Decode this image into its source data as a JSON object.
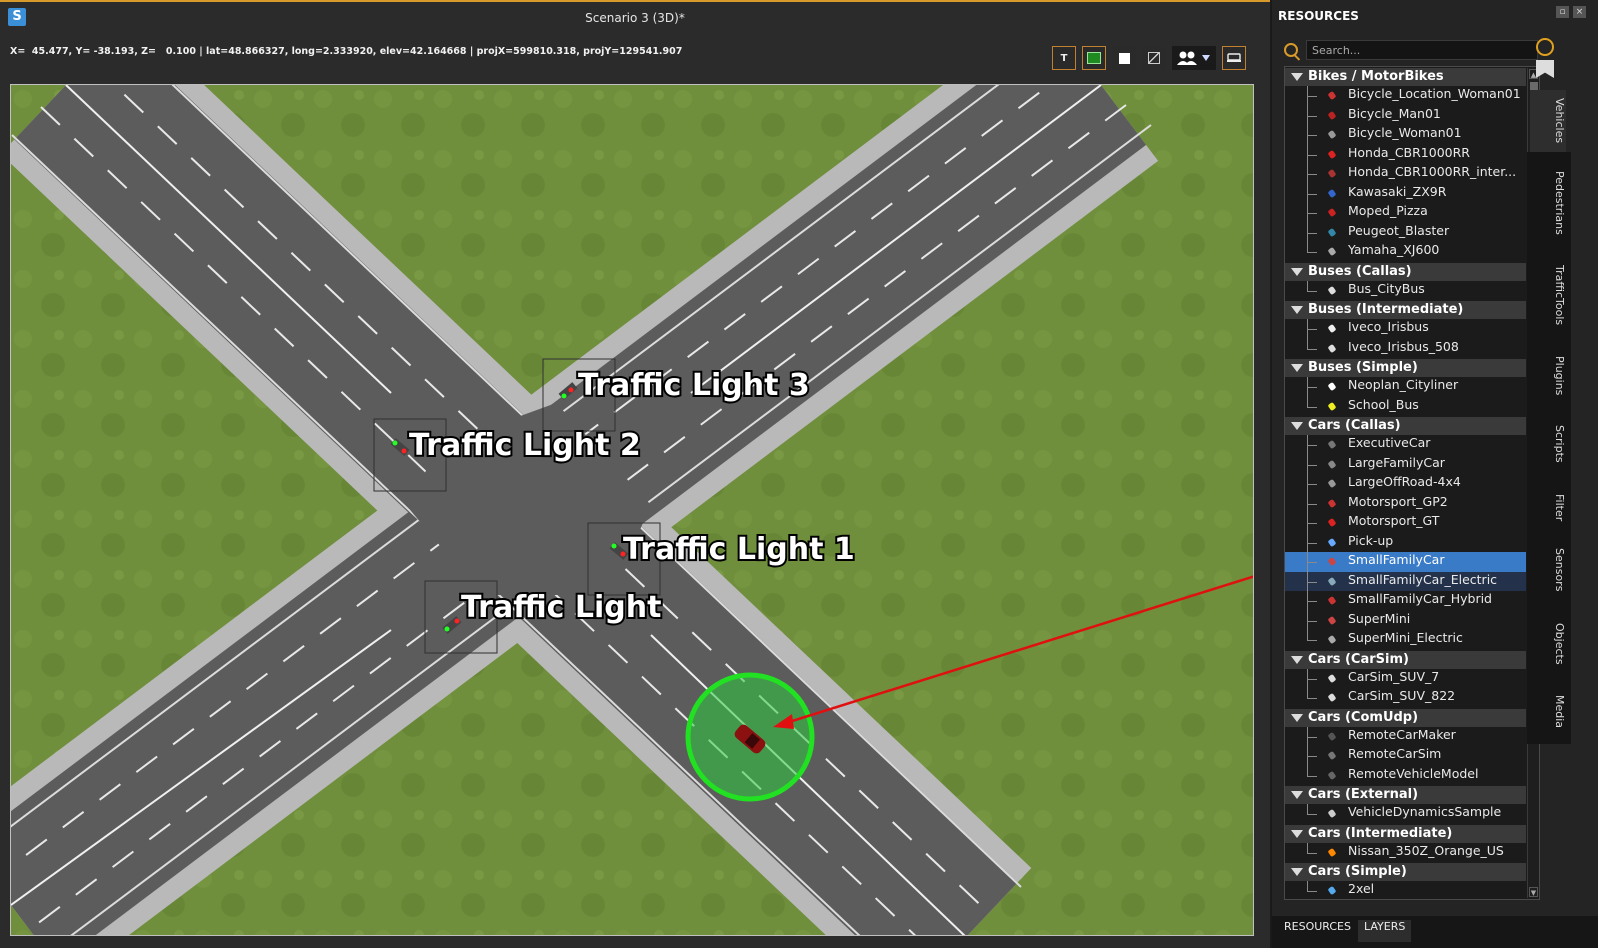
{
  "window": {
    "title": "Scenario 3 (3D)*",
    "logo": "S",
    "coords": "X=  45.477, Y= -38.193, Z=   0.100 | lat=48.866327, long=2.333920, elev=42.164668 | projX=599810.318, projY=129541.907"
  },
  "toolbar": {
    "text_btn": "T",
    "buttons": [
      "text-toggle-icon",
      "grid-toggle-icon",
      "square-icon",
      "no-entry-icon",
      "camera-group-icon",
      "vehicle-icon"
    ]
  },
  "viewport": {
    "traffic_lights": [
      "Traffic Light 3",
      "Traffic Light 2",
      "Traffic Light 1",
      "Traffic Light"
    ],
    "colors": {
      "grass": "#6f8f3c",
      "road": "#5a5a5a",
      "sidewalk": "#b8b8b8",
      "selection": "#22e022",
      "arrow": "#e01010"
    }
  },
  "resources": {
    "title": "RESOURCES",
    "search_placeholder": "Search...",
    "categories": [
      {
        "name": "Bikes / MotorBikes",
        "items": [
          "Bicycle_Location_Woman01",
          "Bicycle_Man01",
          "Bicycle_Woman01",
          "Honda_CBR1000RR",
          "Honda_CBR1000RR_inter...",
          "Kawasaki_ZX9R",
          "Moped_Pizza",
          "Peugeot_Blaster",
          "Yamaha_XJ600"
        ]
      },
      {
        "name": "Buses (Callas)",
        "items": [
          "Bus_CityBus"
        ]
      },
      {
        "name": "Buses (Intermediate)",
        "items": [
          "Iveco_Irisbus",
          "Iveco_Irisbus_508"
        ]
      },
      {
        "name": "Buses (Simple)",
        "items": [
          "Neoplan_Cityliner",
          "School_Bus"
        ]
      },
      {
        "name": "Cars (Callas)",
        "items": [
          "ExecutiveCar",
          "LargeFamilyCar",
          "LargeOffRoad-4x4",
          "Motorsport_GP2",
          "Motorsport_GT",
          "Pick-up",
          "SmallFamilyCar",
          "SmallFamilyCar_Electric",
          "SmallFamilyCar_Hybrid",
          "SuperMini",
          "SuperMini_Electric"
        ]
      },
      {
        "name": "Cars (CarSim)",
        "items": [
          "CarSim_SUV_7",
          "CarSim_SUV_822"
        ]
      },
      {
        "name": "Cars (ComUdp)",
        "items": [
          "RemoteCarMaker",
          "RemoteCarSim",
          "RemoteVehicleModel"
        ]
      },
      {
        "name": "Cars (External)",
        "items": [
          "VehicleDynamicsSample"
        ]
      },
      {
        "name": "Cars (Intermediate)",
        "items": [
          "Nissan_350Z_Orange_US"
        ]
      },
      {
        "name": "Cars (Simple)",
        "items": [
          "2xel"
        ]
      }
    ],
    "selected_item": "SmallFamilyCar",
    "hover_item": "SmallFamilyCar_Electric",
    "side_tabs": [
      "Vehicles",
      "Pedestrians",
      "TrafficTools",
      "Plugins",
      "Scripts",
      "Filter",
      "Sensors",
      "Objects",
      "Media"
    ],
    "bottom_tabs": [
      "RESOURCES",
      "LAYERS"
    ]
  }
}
+-------+
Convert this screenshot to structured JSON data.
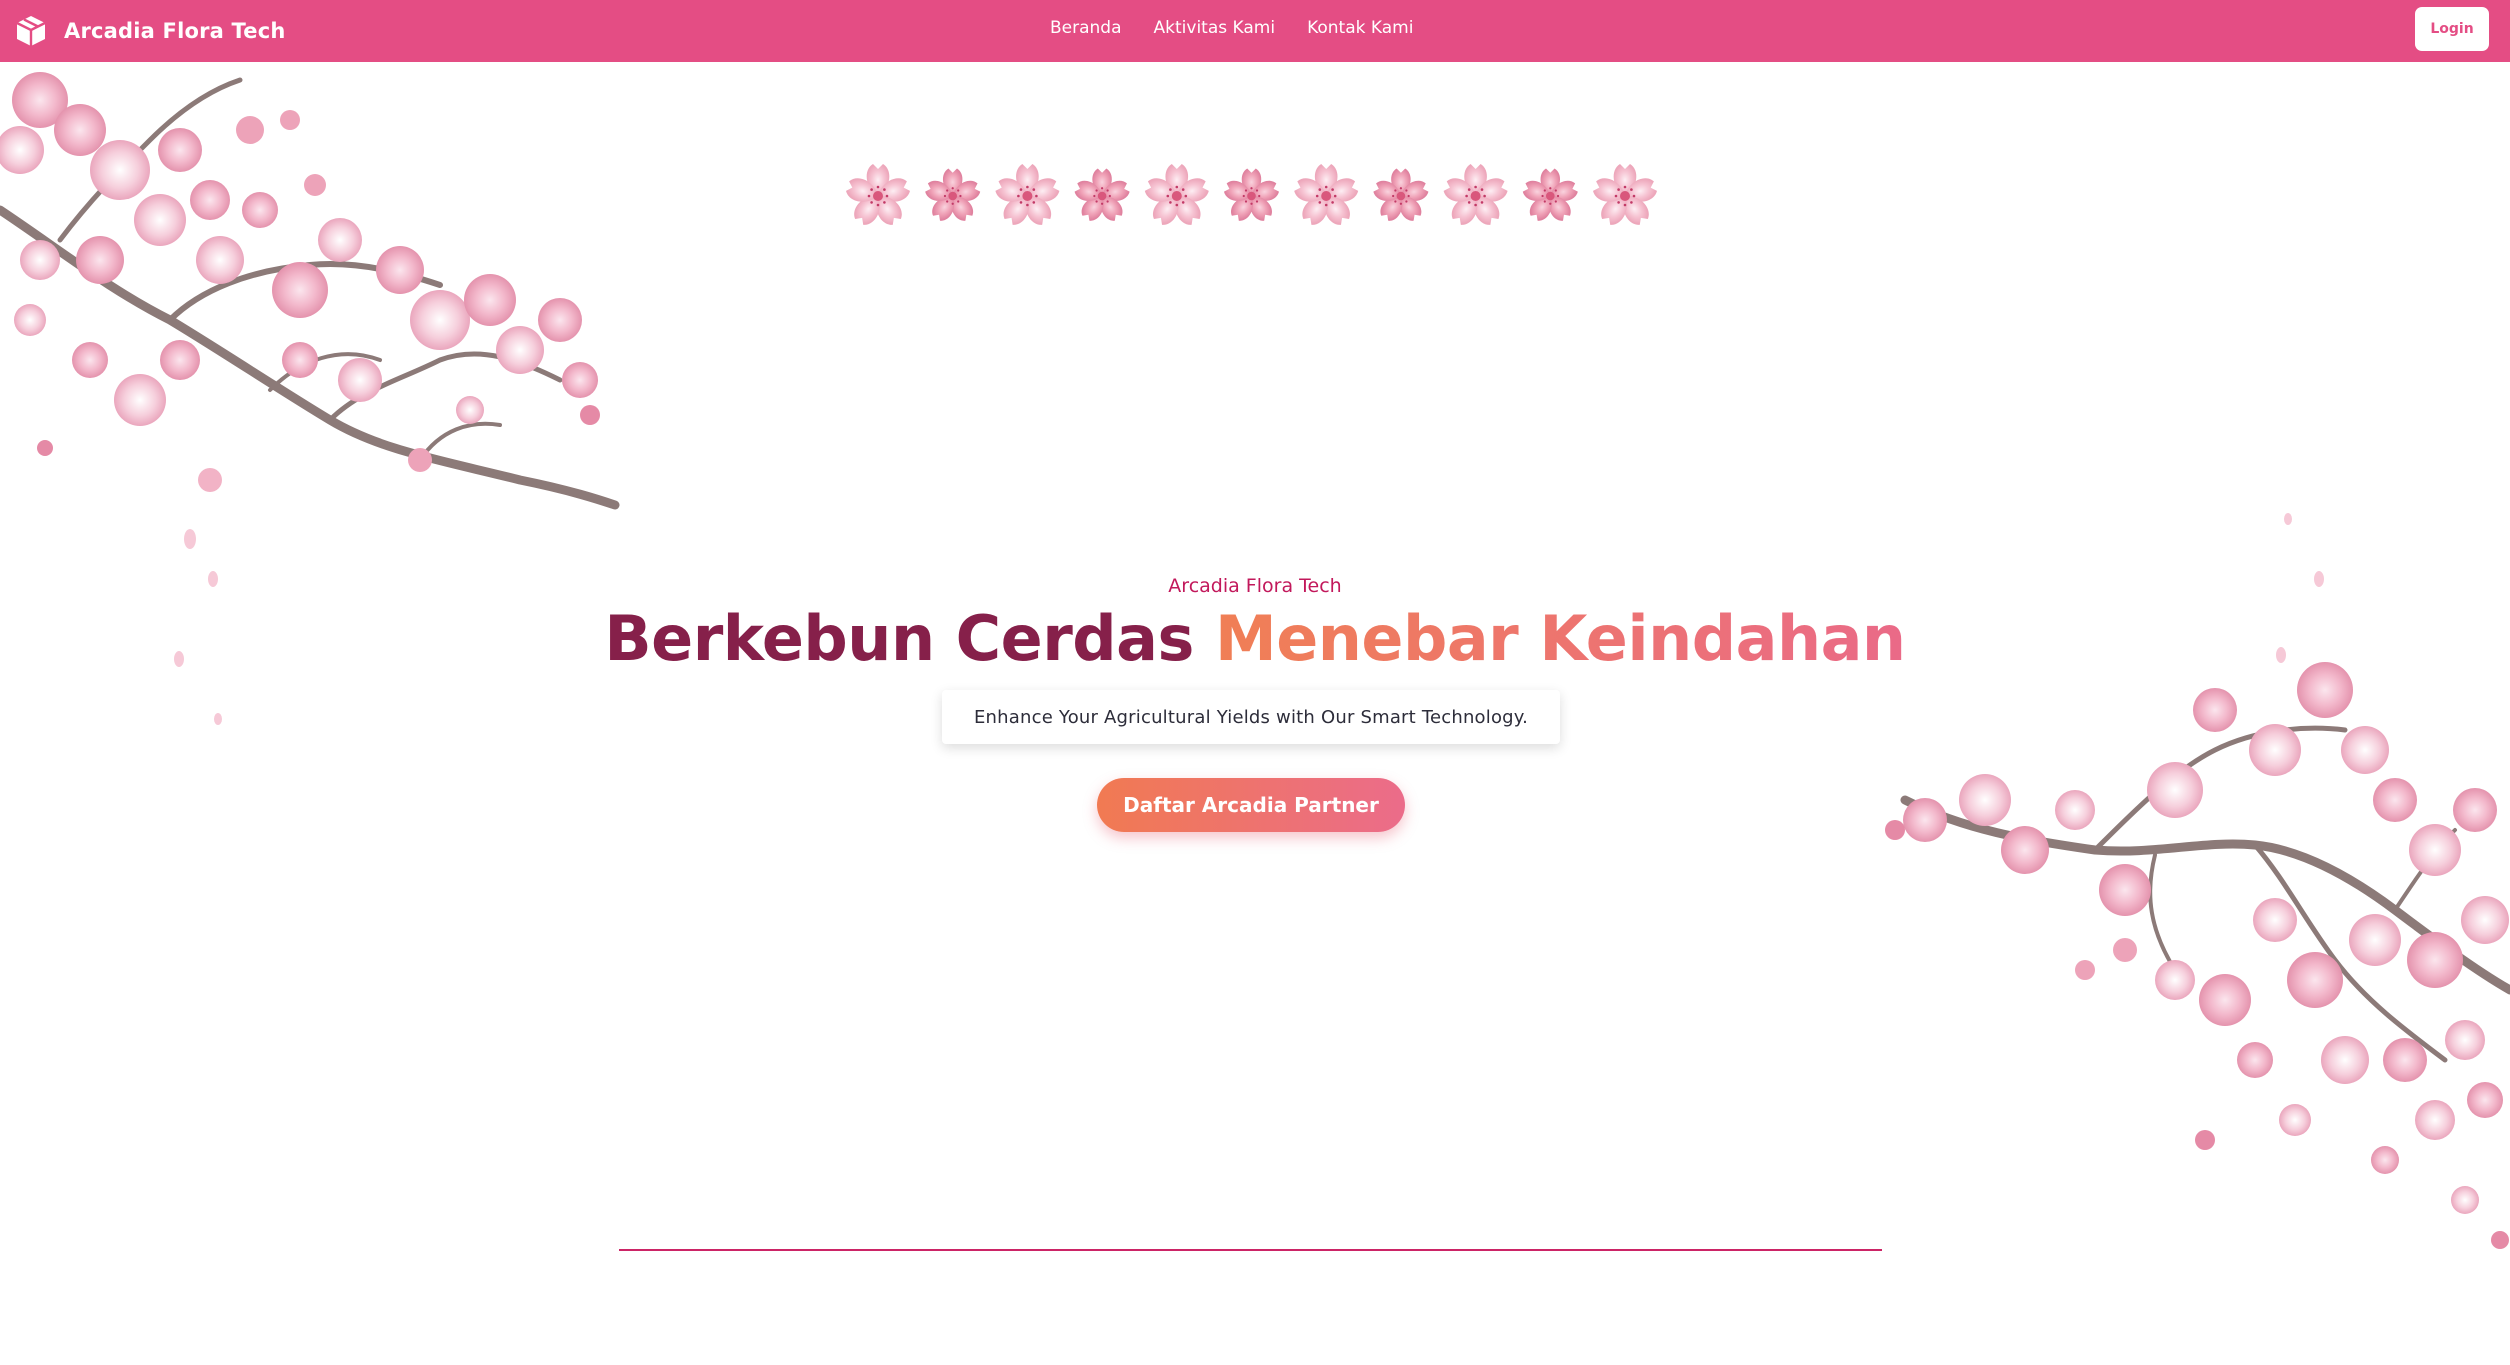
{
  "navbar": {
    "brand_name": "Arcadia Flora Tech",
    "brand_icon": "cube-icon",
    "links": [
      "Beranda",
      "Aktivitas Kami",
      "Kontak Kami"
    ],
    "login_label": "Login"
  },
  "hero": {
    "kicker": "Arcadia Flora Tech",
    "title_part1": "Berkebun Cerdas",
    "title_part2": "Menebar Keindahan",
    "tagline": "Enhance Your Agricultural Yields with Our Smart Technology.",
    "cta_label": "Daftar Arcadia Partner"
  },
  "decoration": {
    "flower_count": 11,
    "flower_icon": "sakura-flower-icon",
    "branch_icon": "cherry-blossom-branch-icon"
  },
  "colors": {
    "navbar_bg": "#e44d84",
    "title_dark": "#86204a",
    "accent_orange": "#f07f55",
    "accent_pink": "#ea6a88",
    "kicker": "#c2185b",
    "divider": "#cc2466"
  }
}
+-------+
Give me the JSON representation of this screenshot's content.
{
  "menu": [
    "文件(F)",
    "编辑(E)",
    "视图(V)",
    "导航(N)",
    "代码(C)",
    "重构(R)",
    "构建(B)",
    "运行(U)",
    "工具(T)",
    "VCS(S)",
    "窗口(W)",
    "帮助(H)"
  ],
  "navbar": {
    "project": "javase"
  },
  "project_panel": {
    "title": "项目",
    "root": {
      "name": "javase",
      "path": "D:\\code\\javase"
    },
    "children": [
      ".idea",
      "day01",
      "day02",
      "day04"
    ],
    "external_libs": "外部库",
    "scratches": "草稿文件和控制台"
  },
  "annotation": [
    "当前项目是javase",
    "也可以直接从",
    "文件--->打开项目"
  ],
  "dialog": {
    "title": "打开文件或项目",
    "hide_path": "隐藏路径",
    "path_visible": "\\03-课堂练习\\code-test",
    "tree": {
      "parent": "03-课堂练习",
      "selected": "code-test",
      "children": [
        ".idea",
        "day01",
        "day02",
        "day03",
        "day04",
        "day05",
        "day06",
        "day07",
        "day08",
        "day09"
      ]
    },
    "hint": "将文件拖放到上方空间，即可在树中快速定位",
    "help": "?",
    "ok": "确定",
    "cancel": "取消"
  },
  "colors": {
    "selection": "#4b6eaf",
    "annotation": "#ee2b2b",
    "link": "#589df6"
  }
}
+-------+
▶ REQUIREMENT: Copy every line of the listing that includes the string "Buses".

▶ WORKED SOLUTION:
        "name": "Buses (Callas)",
        "name": "Buses (Intermediate)",
        "name": "Buses (Simple)",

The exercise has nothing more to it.